* **REQUIREMENT**:
Output every line below without omitting or altering anything.

* **DATA LINES**:
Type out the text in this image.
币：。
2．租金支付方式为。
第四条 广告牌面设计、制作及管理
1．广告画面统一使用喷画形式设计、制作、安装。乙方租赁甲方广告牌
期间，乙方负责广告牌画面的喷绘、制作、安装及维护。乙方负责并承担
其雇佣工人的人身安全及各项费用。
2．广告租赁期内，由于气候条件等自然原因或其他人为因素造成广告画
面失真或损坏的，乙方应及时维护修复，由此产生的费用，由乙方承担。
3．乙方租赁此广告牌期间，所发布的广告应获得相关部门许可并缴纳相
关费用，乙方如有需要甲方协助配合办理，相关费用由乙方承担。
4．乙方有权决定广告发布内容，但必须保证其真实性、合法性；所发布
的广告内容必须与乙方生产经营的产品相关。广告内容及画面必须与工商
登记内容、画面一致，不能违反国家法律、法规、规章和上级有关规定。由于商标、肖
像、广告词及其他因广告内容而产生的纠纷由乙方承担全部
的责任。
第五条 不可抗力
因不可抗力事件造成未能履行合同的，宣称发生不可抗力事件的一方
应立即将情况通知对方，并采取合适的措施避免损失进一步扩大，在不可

* **SOLUTION TO THE PROBLEM**:
Type out the text in this image.
币：。
2．租金支付方式为。
第四条 广告牌面设计、制作及管理
1．广告画面统一使用喷画形式设计、制作、安装。乙方租赁甲方广告牌
期间，乙方负责广告牌画面的喷绘、制作、安装及维护。乙方负责并承担
其雇佣工人的人身安全及各项费用。
2．广告租赁期内，由于气候条件等自然原因或其他人为因素造成广告画
面失真或损坏的，乙方应及时维护修复，由此产生的费用，由乙方承担。
3．乙方租赁此广告牌期间，所发布的广告应获得相关部门许可并缴纳相
关费用，乙方如有需要甲方协助配合办理，相关费用由乙方承担。
4．乙方有权决定广告发布内容，但必须保证其真实性、合法性；所发布
的广告内容必须与乙方生产经营的产品相关。广告内容及画面必须与工商
登记内容、画面一致，不能违反国家法律、法规、规章和上级有关规定。由于商标、肖
像、广告词及其他因广告内容而产生的纠纷由乙方承担全部
的责任。
第五条 不可抗力
因不可抗力事件造成未能履行合同的，宣称发生不可抗力事件的一方
应立即将情况通知对方，并采取合适的措施避免损失进一步扩大，在不可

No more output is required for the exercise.